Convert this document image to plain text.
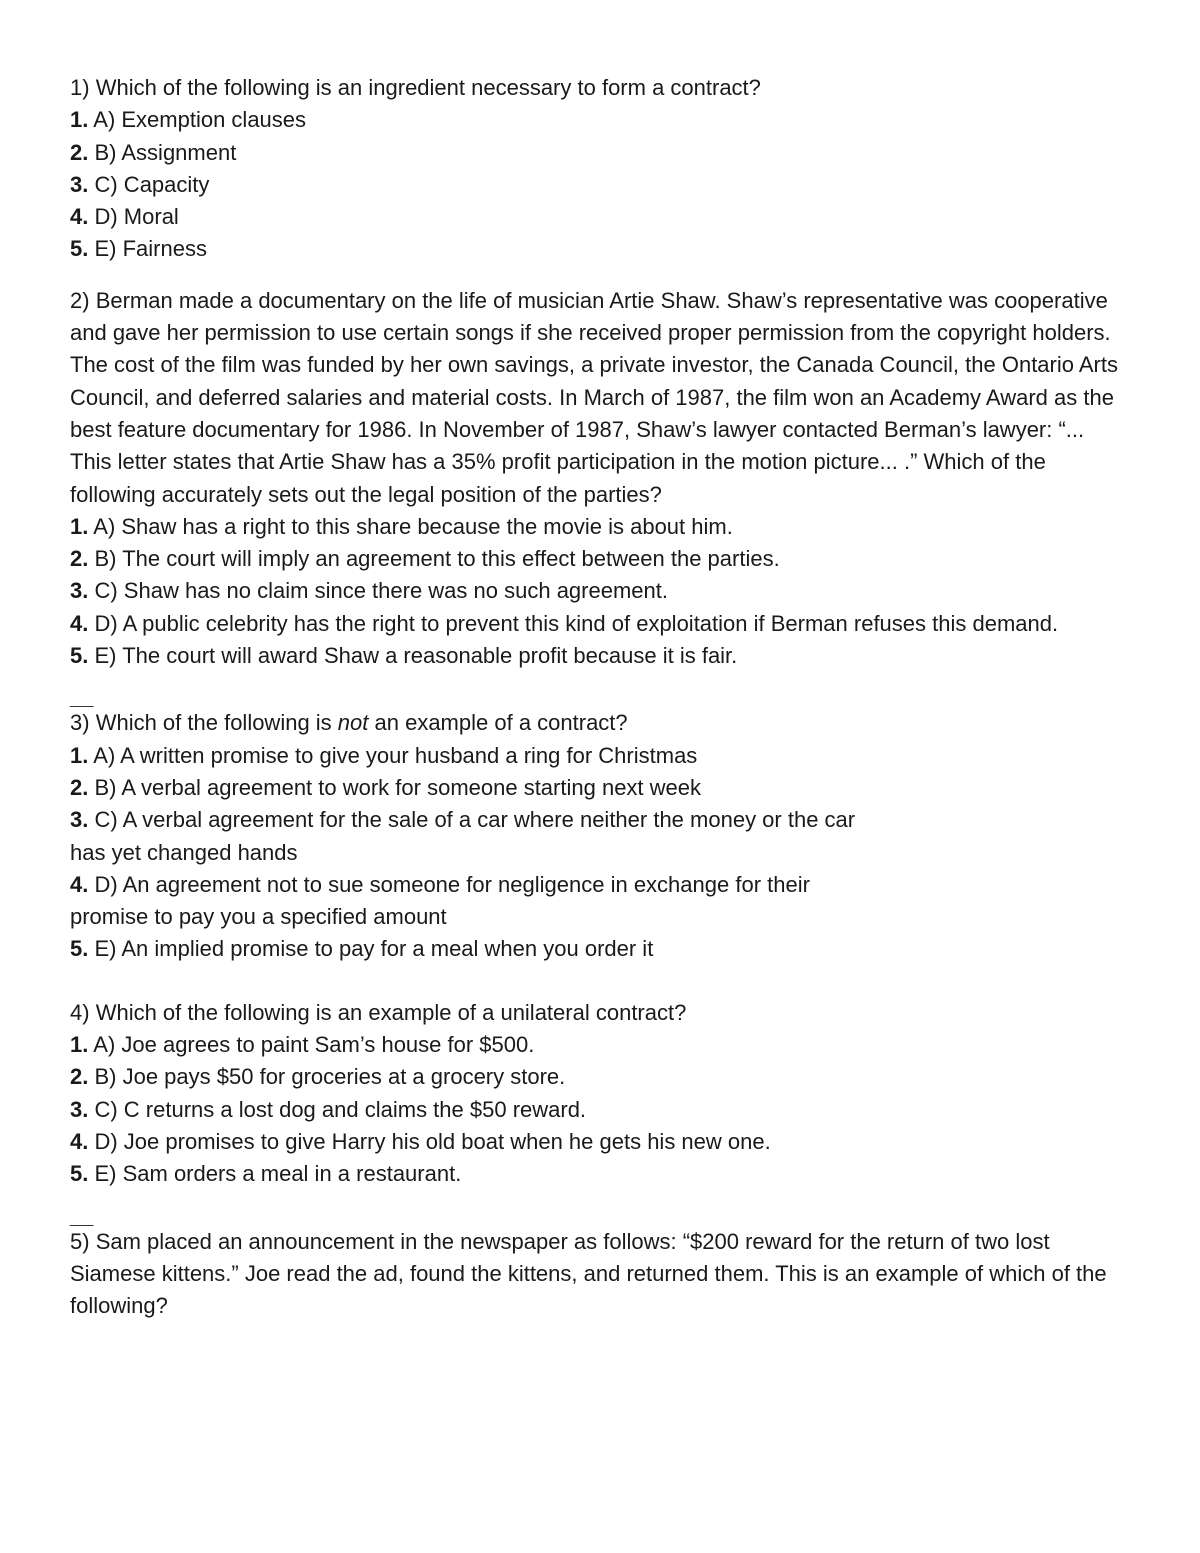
1) Which of the following is an ingredient necessary to form a contract?

1. A) Exemption clauses

2. B) Assignment

3. C) Capacity

4. D) Moral

5. E) Fairness

2) Berman made a documentary on the life of musician Artie Shaw. Shaw’s representative was cooperative and gave her permission to use certain songs if she received proper permission from the copyright holders. The cost of the film was funded by her own savings, a private investor, the Canada Council, the Ontario Arts Council, and deferred salaries and material costs. In March of 1987, the film won an Academy Award as the best feature documentary for 1986. In November of 1987, Shaw’s lawyer contacted Berman’s lawyer: “... This letter states that Artie Shaw has a 35% profit participation in the motion picture... .” Which of the following accurately sets out the legal position of the parties?

1. A) Shaw has a right to this share because the movie is about him.

2. B) The court will imply an agreement to this effect between the parties.

3. C) Shaw has no claim since there was no such agreement.

4. D) A public celebrity has the right to prevent this kind of exploitation if Berman refuses this demand.

5. E) The court will award Shaw a reasonable profit because it is fair.

___

3) Which of the following is not an example of a contract?

1. A) A written promise to give your husband a ring for Christmas

2. B) A verbal agreement to work for someone starting next week

3. C) A verbal agreement for the sale of a car where neither the money or the car has yet changed hands

4. D) An agreement not to sue someone for negligence in exchange for their promise to pay you a specified amount

5. E) An implied promise to pay for a meal when you order it

4) Which of the following is an example of a unilateral contract?

1. A) Joe agrees to paint Sam’s house for $500.

2. B) Joe pays $50 for groceries at a grocery store.

3. C) C returns a lost dog and claims the $50 reward.

4. D) Joe promises to give Harry his old boat when he gets his new one.

5. E) Sam orders a meal in a restaurant.

___

5) Sam placed an announcement in the newspaper as follows: “$200 reward for the return of two lost Siamese kittens.” Joe read the ad, found the kittens, and returned them. This is an example of which of the following?
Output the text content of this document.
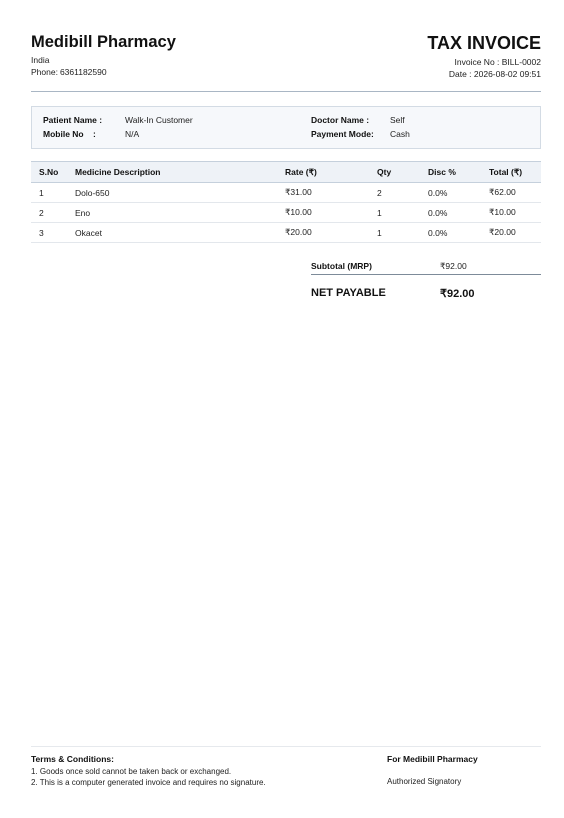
Medibill Pharmacy
India
Phone: 6361182590
TAX INVOICE
Invoice No : BILL-0002
Date : 2026-08-02 09:51
Patient Name :	Walk-In Customer
Mobile No    :	N/A
Doctor Name : Self
Payment Mode: Cash
S.No	Medicine Description	Rate (₹)	Qty	Disc %	Total (₹)
1	Dolo-650	₹31.00	2	0.0%	₹62.00
2	Eno	₹10.00	1	0.0%	₹10.00
3	Okacet	₹20.00	1	0.0%	₹20.00
Subtotal (MRP)	₹92.00
NET PAYABLE	₹92.00
Terms & Conditions:
1. Goods once sold cannot be taken back or exchanged.
2. This is a computer generated invoice and requires no signature.
For Medibill Pharmacy
Authorized Signatory
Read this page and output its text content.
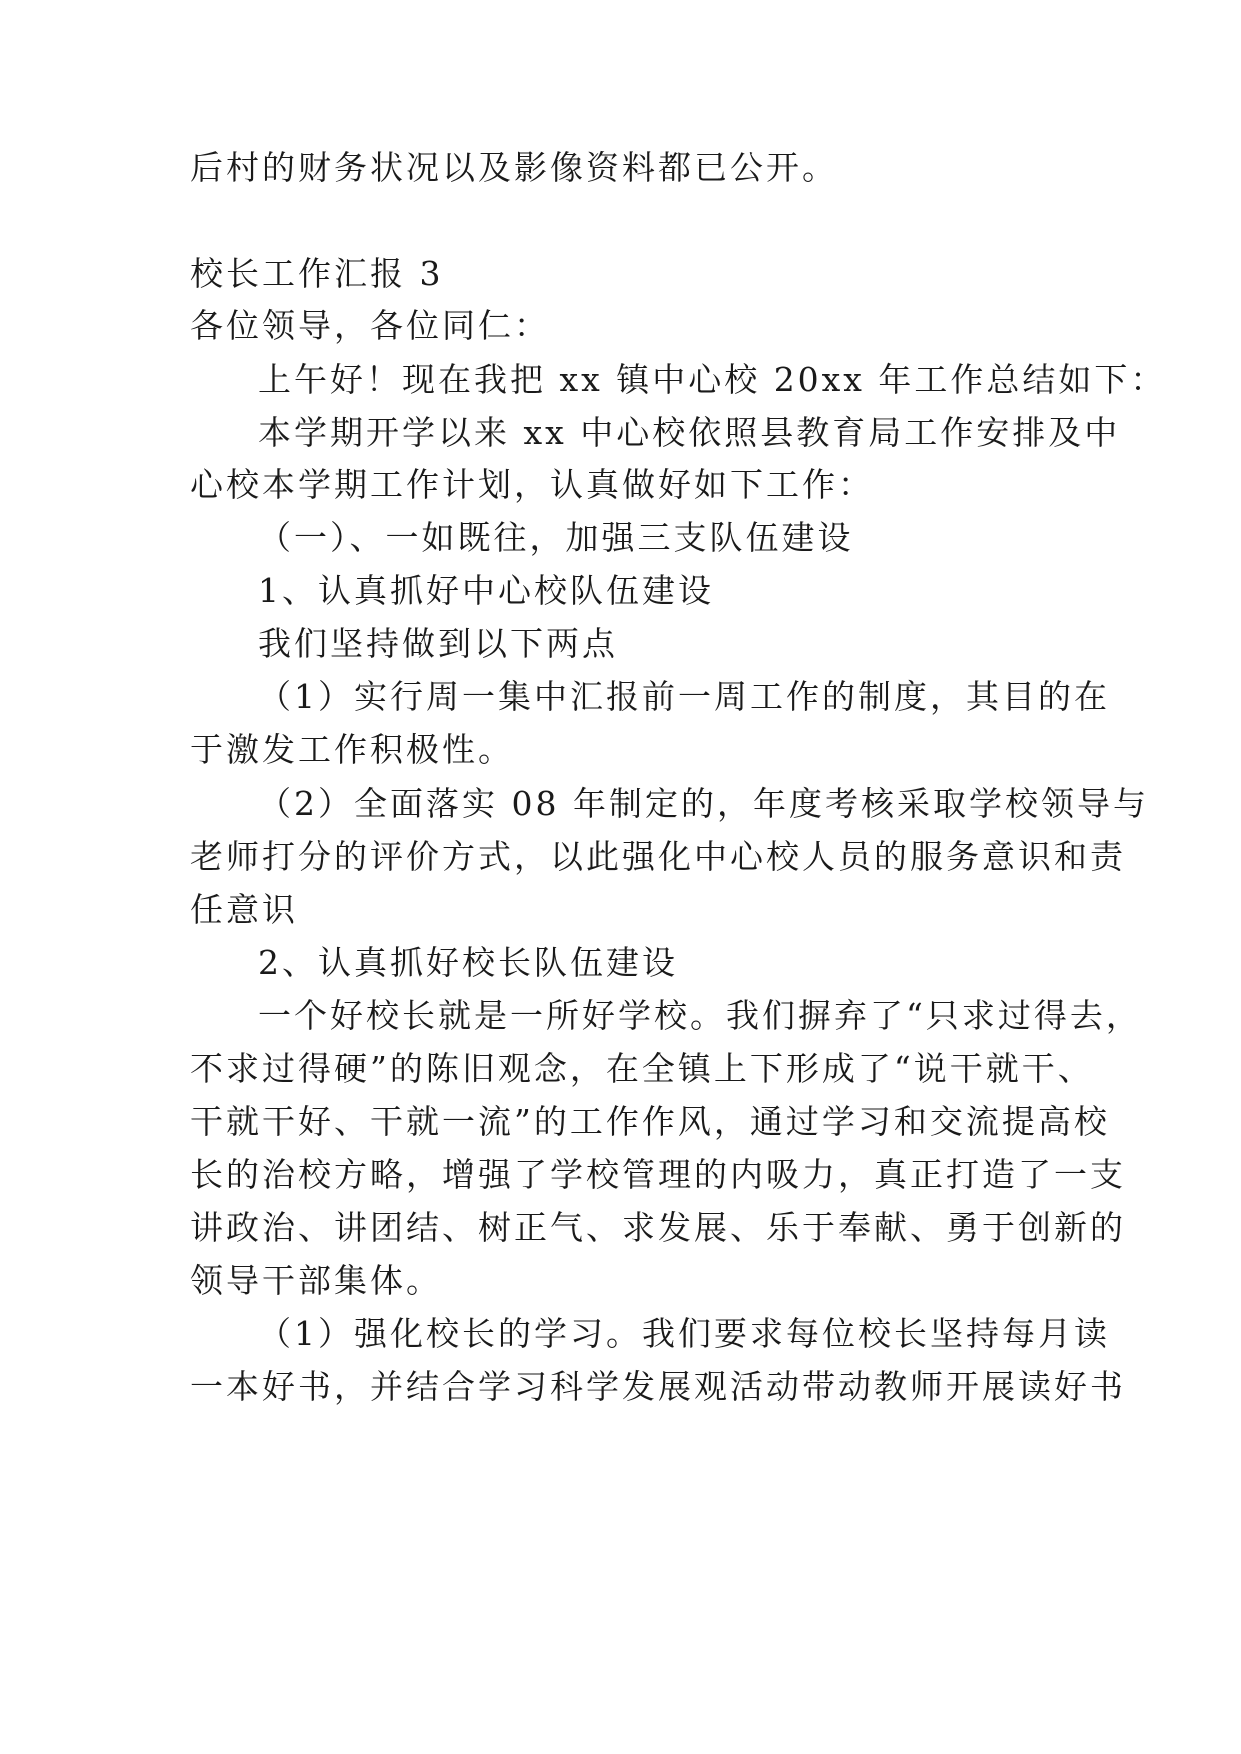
后村的财务状况以及影像资料都已公开。
校长工作汇报 3
各位领导，各位同仁：
上午好！现在我把 xx 镇中心校 20xx 年工作总结如下：
本学期开学以来 xx 中心校依照县教育局工作安排及中
心校本学期工作计划，认真做好如下工作：
（一）、一如既往，加强三支队伍建设
1、认真抓好中心校队伍建设
我们坚持做到以下两点
（1）实行周一集中汇报前一周工作的制度，其目的在
于激发工作积极性。
（2）全面落实 08 年制定的，年度考核采取学校领导与
老师打分的评价方式，以此强化中心校人员的服务意识和责
任意识
2、认真抓好校长队伍建设
一个好校长就是一所好学校。我们摒弃了“只求过得去，
不求过得硬”的陈旧观念，在全镇上下形成了“说干就干、
干就干好、干就一流”的工作作风，通过学习和交流提高校
长的治校方略，增强了学校管理的内吸力，真正打造了一支
讲政治、讲团结、树正气、求发展、乐于奉献、勇于创新的
领导干部集体。
（1）强化校长的学习。我们要求每位校长坚持每月读
一本好书，并结合学习科学发展观活动带动教师开展读好书
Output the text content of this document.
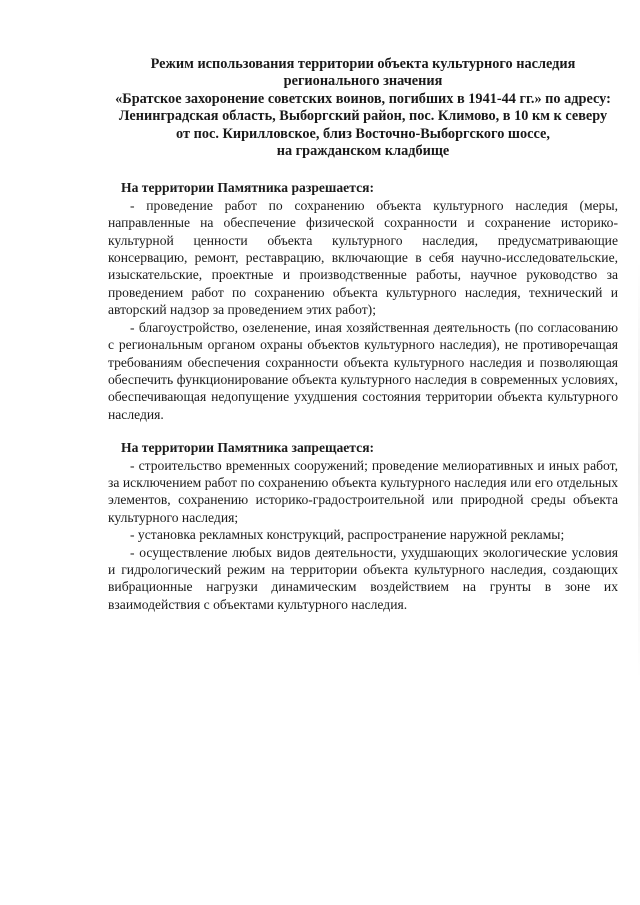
Режим использования территории объекта культурного наследия
регионального значения
«Братское захоронение советских воинов, погибших в 1941-44 гг.» по адресу:
Ленинградская область, Выборгский район, пос. Климово, в 10 км к северу
от пос. Кирилловское, близ Восточно-Выборгского шоссе,
на гражданском кладбище

На территории Памятника разрешается:

- проведение работ по сохранению объекта культурного наследия (меры, направленные на обеспечение физической сохранности и сохранение историко-культурной ценности объекта культурного наследия, предусматривающие консервацию, ремонт, реставрацию, включающие в себя научно-исследовательские, изыскательские, проектные и производственные работы, научное руководство за проведением работ по сохранению объекта культурного наследия, технический и авторский надзор за проведением этих работ);

- благоустройство, озеленение, иная хозяйственная деятельность (по согласованию с региональным органом охраны объектов культурного наследия), не противоречащая требованиям обеспечения сохранности объекта культурного наследия и позволяющая обеспечить функционирование объекта культурного наследия в современных условиях, обеспечивающая недопущение ухудшения состояния территории объекта культурного наследия.

На территории Памятника запрещается:

- строительство временных сооружений; проведение мелиоративных и иных работ, за исключением работ по сохранению объекта культурного наследия или его отдельных элементов, сохранению историко-градостроительной или природной среды объекта культурного наследия;

- установка рекламных конструкций, распространение наружной рекламы;

- осуществление любых видов деятельности, ухудшающих экологические условия и гидрологический режим на территории объекта культурного наследия, создающих вибрационные нагрузки динамическим воздействием на грунты в зоне их взаимодействия с объектами культурного наследия.
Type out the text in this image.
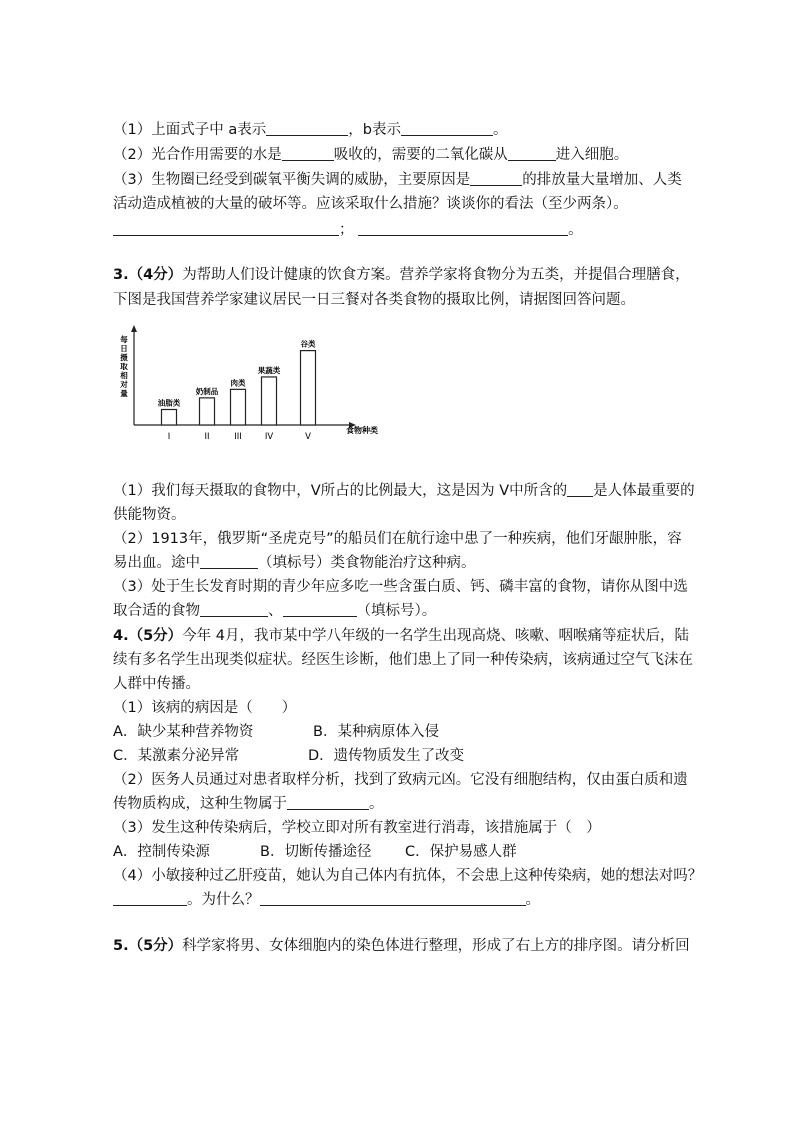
（1）上面式子中 a表示	，b表示	。
（2）光合作用需要的水是	吸收的，需要的二氧化碳从	进入细胞。
（3）生物圈已经受到碳氧平衡失调的威胁，主要原因是	的排放量大量增加、人类
活动造成植被的大量的破坏等。应该采取什么措施？谈谈你的看法（至少两条）。
；	。
3.（4分）为帮助人们设计健康的饮食方案。营养学家将食物分为五类，并提倡合理膳食，
下图是我国营养学家建议居民一日三餐对各类食物的摄取比例，请据图回答问题。
每
日
摄
取
相
对
量
食物种类
油脂类
I
奶制品
II
肉类
III
果蔬类
IV
谷类
V
（1）我们每天摄取的食物中，V所占的比例最大，这是因为 V中所含的 是人体最重要的
供能物资。
（2）1913年，俄罗斯“圣虎克号”的船员们在航行途中患了一种疾病，他们牙龈肿胀，容
易出血。途中	（填标号）类食物能治疗这种病。
（3）处于生长发育时期的青少年应多吃一些含蛋白质、钙、磷丰富的食物，请你从图中选
取合适的食物	、	（填标号）。
4.（5分）今年 4月，我市某中学八年级的一名学生出现高烧、咳嗽、咽喉痛等症状后，陆
续有多名学生出现类似症状。经医生诊断，他们患上了同一种传染病，该病通过空气飞沫在
人群中传播。
（1）该病的病因是（　　）
A．缺少某种营养物资	B．某种病原体入侵
C．某激素分泌异常	D．遗传物质发生了改变
（2）医务人员通过对患者取样分析，找到了致病元凶。它没有细胞结构，仅由蛋白质和遗
传物质构成，这种生物属于	。
（3）发生这种传染病后，学校立即对所有教室进行消毒，该措施属于（　）
A．控制传染源	B．切断传播途径 C．保护易感人群
（4）小敏接种过乙肝疫苗，她认为自己体内有抗体，不会患上这种传染病，她的想法对吗？
。为什么？	。
5.（5分）科学家将男、女体细胞内的染色体进行整理，形成了右上方的排序图。请分析回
⁂
Given exercise. Report how many lines in the data contain the word "meal", with no words besides the number.

Solution. 2